• **Given problem**: From the records below, extract all the text exactly and leave the images behind.

──────── Information shown

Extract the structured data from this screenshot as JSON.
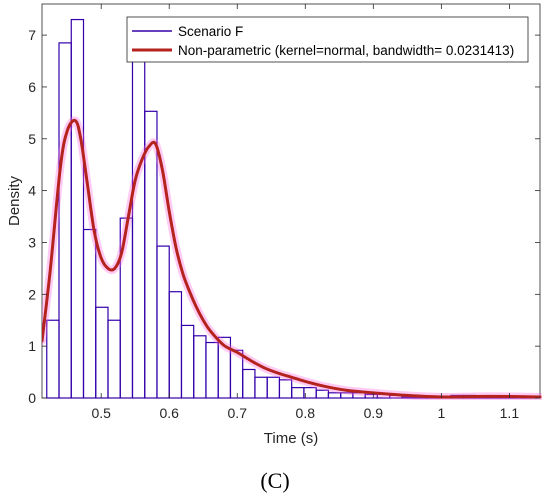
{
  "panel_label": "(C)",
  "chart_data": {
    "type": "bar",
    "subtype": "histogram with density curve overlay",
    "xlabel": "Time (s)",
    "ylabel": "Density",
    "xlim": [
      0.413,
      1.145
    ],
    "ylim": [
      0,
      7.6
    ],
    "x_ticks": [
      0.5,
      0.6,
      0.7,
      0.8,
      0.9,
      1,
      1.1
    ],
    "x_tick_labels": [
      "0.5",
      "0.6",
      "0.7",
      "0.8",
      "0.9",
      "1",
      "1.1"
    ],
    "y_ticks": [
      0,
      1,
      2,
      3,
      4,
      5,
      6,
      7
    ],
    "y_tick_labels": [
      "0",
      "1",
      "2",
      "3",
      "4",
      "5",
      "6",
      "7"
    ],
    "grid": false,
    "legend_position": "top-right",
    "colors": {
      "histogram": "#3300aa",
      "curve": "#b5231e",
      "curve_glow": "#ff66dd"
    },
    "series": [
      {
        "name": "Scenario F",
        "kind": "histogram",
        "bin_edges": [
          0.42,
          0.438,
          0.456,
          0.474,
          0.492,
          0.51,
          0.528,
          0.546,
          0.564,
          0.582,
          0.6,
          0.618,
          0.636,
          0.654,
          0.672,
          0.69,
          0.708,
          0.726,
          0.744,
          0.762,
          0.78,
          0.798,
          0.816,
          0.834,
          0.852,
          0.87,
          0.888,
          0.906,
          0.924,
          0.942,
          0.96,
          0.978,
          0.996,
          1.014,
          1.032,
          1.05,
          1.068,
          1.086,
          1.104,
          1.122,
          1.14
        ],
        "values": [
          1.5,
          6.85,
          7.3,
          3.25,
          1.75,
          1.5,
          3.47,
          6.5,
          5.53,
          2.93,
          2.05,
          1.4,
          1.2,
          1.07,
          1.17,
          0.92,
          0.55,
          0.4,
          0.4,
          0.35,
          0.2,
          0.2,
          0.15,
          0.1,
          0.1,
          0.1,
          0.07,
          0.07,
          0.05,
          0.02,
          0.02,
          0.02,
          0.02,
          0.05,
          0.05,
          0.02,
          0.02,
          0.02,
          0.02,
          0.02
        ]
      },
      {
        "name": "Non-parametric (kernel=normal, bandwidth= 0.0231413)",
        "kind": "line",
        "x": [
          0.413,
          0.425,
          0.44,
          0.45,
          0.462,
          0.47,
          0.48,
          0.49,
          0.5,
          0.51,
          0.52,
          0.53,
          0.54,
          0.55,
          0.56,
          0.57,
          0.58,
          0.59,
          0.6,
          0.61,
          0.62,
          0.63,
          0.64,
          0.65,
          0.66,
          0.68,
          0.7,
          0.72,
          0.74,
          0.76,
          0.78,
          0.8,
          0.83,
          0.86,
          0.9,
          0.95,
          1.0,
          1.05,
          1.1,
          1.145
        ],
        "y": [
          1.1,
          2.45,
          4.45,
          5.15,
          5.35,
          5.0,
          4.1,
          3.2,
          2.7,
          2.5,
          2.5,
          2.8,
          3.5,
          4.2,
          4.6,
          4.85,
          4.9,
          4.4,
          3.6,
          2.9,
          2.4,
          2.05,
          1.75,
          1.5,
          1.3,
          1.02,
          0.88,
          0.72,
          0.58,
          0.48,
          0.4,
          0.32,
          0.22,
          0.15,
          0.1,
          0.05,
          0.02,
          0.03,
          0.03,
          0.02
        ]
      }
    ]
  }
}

────────────────

• **Solution**:
Extract the structured data from this screenshot as JSON.
{
  "panel_label": "(C)",
  "chart_data": {
    "type": "bar",
    "subtype": "histogram with density curve overlay",
    "xlabel": "Time (s)",
    "ylabel": "Density",
    "xlim": [
      0.413,
      1.145
    ],
    "ylim": [
      0,
      7.6
    ],
    "x_ticks": [
      0.5,
      0.6,
      0.7,
      0.8,
      0.9,
      1,
      1.1
    ],
    "x_tick_labels": [
      "0.5",
      "0.6",
      "0.7",
      "0.8",
      "0.9",
      "1",
      "1.1"
    ],
    "y_ticks": [
      0,
      1,
      2,
      3,
      4,
      5,
      6,
      7
    ],
    "y_tick_labels": [
      "0",
      "1",
      "2",
      "3",
      "4",
      "5",
      "6",
      "7"
    ],
    "grid": false,
    "legend_position": "top-right",
    "colors": {
      "histogram": "#3300aa",
      "curve": "#b5231e",
      "curve_glow": "#ff66dd"
    },
    "series": [
      {
        "name": "Scenario F",
        "kind": "histogram",
        "bin_edges": [
          0.42,
          0.438,
          0.456,
          0.474,
          0.492,
          0.51,
          0.528,
          0.546,
          0.564,
          0.582,
          0.6,
          0.618,
          0.636,
          0.654,
          0.672,
          0.69,
          0.708,
          0.726,
          0.744,
          0.762,
          0.78,
          0.798,
          0.816,
          0.834,
          0.852,
          0.87,
          0.888,
          0.906,
          0.924,
          0.942,
          0.96,
          0.978,
          0.996,
          1.014,
          1.032,
          1.05,
          1.068,
          1.086,
          1.104,
          1.122,
          1.14
        ],
        "values": [
          1.5,
          6.85,
          7.3,
          3.25,
          1.75,
          1.5,
          3.47,
          6.5,
          5.53,
          2.93,
          2.05,
          1.4,
          1.2,
          1.07,
          1.17,
          0.92,
          0.55,
          0.4,
          0.4,
          0.35,
          0.2,
          0.2,
          0.15,
          0.1,
          0.1,
          0.1,
          0.07,
          0.07,
          0.05,
          0.02,
          0.02,
          0.02,
          0.02,
          0.05,
          0.05,
          0.02,
          0.02,
          0.02,
          0.02,
          0.02
        ]
      },
      {
        "name": "Non-parametric (kernel=normal, bandwidth= 0.0231413)",
        "kind": "line",
        "x": [
          0.413,
          0.425,
          0.44,
          0.45,
          0.462,
          0.47,
          0.48,
          0.49,
          0.5,
          0.51,
          0.52,
          0.53,
          0.54,
          0.55,
          0.56,
          0.57,
          0.58,
          0.59,
          0.6,
          0.61,
          0.62,
          0.63,
          0.64,
          0.65,
          0.66,
          0.68,
          0.7,
          0.72,
          0.74,
          0.76,
          0.78,
          0.8,
          0.83,
          0.86,
          0.9,
          0.95,
          1.0,
          1.05,
          1.1,
          1.145
        ],
        "y": [
          1.1,
          2.45,
          4.45,
          5.15,
          5.35,
          5.0,
          4.1,
          3.2,
          2.7,
          2.5,
          2.5,
          2.8,
          3.5,
          4.2,
          4.6,
          4.85,
          4.9,
          4.4,
          3.6,
          2.9,
          2.4,
          2.05,
          1.75,
          1.5,
          1.3,
          1.02,
          0.88,
          0.72,
          0.58,
          0.48,
          0.4,
          0.32,
          0.22,
          0.15,
          0.1,
          0.05,
          0.02,
          0.03,
          0.03,
          0.02
        ]
      }
    ]
  }
}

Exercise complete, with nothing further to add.